[Data section]:
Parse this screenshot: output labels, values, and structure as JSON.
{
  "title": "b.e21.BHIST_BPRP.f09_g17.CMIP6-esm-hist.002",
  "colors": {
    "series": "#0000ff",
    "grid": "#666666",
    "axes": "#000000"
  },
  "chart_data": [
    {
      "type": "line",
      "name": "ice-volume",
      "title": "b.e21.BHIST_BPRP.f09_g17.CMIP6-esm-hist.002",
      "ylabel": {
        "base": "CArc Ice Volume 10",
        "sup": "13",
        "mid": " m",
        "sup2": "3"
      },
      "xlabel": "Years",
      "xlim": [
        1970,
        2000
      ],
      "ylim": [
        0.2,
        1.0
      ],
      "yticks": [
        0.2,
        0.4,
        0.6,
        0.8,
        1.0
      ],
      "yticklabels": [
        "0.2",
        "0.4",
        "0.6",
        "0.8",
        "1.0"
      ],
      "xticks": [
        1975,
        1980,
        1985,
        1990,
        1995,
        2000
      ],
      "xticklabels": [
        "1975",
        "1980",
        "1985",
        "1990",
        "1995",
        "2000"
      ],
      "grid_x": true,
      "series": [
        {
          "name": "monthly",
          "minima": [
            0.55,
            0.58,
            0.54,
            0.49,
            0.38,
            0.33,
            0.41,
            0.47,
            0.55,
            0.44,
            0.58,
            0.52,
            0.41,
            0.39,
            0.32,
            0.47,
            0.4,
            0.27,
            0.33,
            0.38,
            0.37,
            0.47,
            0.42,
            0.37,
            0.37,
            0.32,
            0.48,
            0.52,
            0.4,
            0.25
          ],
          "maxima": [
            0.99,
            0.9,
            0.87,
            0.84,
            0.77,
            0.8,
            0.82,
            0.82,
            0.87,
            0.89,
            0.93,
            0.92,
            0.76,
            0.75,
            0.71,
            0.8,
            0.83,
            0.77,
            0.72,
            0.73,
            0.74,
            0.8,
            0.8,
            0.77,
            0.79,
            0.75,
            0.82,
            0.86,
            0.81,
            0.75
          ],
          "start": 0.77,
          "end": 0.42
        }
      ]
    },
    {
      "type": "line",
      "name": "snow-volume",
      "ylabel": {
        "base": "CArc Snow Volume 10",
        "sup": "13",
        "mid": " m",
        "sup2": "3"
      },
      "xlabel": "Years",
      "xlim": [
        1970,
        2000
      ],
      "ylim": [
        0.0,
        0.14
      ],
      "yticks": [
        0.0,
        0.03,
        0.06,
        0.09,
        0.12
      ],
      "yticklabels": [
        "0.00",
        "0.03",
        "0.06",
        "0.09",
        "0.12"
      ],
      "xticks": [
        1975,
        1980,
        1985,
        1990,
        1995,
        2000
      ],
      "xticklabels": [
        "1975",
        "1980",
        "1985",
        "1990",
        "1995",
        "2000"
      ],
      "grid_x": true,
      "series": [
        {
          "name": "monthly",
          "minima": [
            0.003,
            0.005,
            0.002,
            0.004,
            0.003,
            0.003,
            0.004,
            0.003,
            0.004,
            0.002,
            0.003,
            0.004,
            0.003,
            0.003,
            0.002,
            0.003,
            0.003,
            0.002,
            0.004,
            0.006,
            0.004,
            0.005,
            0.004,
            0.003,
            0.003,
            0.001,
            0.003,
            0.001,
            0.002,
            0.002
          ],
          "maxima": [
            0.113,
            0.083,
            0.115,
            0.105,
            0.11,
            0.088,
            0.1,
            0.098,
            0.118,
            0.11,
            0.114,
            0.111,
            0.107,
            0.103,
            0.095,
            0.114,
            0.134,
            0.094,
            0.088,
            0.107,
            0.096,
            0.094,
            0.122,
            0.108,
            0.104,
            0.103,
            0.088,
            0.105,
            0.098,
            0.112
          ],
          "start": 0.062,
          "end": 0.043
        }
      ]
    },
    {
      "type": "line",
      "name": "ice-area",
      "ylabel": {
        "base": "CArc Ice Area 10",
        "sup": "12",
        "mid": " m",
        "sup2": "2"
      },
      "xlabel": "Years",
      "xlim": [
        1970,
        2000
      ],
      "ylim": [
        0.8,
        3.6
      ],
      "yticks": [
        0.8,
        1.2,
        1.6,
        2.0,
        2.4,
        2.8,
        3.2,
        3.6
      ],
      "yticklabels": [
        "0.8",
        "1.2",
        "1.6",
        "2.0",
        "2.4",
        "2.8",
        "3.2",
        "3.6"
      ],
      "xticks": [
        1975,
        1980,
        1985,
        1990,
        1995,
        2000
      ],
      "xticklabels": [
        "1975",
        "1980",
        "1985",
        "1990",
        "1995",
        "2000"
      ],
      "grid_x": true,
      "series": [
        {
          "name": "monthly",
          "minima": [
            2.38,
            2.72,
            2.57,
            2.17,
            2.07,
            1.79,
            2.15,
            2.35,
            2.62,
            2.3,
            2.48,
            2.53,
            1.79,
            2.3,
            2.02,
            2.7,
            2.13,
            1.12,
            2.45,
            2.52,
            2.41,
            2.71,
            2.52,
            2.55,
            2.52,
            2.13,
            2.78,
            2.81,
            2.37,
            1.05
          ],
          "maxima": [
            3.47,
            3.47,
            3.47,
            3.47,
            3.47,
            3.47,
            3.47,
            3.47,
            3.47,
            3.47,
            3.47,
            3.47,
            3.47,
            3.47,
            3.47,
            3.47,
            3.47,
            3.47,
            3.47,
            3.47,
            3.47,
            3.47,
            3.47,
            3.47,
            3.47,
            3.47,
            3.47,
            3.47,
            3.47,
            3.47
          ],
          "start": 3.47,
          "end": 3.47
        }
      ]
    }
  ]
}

---

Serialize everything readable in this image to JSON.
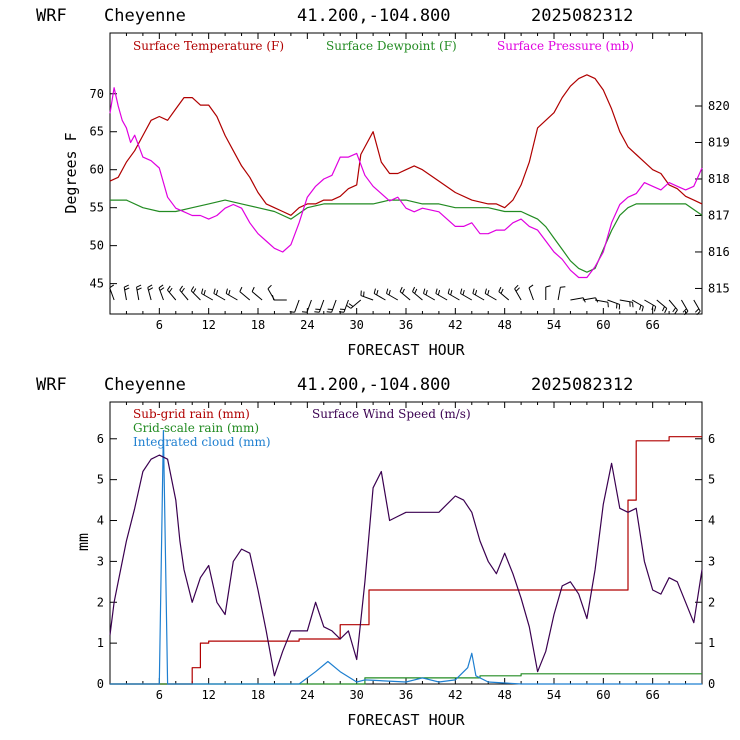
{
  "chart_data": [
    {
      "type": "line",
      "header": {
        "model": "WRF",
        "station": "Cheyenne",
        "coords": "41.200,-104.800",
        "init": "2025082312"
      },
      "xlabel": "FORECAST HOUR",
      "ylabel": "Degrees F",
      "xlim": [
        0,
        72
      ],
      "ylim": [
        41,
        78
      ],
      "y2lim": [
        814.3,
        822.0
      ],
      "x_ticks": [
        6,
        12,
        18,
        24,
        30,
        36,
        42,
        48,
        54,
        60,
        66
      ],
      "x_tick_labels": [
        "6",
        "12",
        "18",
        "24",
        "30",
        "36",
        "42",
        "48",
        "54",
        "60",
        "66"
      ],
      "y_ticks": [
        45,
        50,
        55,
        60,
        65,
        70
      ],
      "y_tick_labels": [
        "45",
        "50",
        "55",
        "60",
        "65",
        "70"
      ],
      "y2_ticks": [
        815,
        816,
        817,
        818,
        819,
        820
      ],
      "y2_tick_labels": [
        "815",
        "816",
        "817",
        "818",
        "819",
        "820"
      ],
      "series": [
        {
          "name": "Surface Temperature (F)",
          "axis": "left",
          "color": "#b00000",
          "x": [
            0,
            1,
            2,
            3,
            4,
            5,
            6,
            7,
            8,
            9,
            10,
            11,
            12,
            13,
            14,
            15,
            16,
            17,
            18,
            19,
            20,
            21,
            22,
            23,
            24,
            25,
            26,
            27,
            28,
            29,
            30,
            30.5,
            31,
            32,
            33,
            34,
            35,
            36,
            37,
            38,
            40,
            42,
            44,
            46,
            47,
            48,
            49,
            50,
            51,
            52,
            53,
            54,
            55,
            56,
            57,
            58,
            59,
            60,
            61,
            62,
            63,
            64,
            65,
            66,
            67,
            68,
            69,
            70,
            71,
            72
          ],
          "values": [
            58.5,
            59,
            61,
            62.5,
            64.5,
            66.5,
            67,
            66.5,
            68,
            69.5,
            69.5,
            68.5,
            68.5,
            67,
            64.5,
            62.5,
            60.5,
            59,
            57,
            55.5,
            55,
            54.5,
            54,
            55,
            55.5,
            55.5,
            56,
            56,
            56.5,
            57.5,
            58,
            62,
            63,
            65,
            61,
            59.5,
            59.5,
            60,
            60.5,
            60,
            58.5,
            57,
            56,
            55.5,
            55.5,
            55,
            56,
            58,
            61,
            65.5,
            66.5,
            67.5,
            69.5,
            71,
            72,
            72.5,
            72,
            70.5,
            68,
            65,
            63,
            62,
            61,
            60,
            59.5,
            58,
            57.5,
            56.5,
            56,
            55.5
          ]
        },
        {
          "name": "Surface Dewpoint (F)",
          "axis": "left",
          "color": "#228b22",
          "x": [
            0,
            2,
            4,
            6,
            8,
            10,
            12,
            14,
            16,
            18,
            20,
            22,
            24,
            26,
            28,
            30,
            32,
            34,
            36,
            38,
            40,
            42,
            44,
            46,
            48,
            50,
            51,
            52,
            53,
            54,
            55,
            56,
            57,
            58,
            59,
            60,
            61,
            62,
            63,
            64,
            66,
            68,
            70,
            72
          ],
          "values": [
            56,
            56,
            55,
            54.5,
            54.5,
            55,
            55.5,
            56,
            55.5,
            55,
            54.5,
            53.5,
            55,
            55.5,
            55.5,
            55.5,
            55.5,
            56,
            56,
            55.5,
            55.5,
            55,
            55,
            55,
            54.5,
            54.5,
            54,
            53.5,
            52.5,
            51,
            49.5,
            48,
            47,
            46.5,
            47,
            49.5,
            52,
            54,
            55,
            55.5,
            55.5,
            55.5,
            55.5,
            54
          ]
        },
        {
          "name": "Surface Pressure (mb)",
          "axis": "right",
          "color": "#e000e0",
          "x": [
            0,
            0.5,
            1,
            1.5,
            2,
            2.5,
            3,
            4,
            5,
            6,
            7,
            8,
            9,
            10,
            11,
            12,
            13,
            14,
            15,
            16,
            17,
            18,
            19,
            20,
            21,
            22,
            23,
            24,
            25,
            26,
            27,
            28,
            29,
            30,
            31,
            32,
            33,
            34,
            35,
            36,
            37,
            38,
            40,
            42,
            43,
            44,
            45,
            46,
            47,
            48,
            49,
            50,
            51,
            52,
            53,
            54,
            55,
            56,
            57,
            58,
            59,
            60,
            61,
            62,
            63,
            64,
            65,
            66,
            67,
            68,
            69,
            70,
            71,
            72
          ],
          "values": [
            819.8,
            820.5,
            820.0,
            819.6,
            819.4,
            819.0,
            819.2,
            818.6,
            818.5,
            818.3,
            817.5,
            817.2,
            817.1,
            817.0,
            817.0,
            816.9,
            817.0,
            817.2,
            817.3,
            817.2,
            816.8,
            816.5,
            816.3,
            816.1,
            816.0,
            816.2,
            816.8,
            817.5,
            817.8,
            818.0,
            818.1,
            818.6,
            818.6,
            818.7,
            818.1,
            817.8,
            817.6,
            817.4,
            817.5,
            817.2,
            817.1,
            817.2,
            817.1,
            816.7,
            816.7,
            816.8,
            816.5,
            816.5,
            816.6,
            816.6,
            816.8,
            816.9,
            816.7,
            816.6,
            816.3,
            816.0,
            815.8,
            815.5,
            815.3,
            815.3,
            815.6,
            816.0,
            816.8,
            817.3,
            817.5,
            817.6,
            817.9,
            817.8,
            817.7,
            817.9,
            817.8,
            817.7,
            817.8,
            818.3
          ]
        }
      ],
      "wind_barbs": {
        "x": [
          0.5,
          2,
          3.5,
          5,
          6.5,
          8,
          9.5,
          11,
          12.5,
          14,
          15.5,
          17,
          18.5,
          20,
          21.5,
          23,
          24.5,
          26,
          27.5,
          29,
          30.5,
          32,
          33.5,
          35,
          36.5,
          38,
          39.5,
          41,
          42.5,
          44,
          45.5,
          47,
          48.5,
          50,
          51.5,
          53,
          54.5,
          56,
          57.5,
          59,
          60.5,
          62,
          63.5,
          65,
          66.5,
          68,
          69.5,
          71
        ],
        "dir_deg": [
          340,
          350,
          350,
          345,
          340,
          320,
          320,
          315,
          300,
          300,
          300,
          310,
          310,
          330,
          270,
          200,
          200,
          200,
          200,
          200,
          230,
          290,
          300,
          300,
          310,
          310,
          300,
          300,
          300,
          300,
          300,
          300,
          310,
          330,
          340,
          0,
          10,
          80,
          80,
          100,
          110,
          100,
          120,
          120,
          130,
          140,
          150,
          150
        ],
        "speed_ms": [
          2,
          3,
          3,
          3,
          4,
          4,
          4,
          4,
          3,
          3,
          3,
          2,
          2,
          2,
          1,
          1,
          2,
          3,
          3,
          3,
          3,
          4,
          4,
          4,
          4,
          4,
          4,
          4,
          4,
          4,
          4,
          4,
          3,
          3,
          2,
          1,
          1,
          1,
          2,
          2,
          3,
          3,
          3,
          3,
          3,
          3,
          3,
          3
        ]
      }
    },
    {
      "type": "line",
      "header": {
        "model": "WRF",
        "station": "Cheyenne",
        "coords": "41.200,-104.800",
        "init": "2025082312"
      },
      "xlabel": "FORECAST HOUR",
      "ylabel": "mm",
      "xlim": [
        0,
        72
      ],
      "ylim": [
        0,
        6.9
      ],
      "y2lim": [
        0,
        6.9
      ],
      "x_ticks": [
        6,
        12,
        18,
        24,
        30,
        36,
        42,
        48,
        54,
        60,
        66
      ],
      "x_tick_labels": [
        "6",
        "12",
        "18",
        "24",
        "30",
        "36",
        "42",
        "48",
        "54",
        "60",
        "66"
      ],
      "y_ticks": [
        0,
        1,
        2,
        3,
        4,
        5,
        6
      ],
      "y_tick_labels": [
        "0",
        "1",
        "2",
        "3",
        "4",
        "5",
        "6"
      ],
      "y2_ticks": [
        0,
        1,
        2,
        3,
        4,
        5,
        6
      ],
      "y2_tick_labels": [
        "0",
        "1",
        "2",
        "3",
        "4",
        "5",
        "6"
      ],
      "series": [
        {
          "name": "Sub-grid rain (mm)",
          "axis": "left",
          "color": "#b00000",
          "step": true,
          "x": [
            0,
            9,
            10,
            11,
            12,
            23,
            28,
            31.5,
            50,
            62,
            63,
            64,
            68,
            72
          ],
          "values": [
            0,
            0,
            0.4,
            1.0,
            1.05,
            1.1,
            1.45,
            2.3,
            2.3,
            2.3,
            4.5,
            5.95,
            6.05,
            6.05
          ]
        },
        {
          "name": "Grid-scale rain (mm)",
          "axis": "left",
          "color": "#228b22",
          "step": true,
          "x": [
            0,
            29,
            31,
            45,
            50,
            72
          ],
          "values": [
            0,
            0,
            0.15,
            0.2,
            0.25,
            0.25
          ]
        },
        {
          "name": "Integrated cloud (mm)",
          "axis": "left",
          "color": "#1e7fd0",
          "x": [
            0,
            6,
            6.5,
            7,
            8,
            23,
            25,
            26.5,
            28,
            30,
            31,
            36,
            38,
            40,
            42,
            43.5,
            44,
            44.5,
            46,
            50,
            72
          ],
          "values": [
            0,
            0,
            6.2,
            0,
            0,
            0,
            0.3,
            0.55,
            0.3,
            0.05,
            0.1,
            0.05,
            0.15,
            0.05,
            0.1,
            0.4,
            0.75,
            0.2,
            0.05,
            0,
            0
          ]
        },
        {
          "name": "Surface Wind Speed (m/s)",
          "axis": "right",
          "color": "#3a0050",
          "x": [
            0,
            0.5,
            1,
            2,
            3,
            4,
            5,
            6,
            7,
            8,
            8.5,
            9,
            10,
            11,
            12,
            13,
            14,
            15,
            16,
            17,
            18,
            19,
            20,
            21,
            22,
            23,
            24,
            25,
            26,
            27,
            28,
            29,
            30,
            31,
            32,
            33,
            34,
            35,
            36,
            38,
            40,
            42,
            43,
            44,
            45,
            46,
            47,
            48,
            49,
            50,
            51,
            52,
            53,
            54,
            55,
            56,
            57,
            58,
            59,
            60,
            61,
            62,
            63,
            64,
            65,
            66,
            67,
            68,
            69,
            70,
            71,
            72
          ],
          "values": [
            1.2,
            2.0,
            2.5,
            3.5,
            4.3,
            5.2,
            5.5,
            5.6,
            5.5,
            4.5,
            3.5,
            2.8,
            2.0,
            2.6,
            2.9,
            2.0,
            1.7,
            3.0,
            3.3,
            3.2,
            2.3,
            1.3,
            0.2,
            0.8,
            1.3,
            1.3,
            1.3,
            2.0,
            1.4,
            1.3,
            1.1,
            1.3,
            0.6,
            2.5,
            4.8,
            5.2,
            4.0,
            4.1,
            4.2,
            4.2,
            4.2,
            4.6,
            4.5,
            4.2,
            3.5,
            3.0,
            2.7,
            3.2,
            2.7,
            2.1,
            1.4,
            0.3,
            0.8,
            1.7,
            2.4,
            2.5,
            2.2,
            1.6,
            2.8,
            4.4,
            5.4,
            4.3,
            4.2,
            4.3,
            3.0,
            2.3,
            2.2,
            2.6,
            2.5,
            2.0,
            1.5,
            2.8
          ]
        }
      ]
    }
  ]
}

[Directions]: Gather up every line in the data above that contains the word "this", copying each one.

[Exercise solution]:
Parse this screenshot: output labels, values, and structure as JSON.
Serialize everything readable in this image to JSON.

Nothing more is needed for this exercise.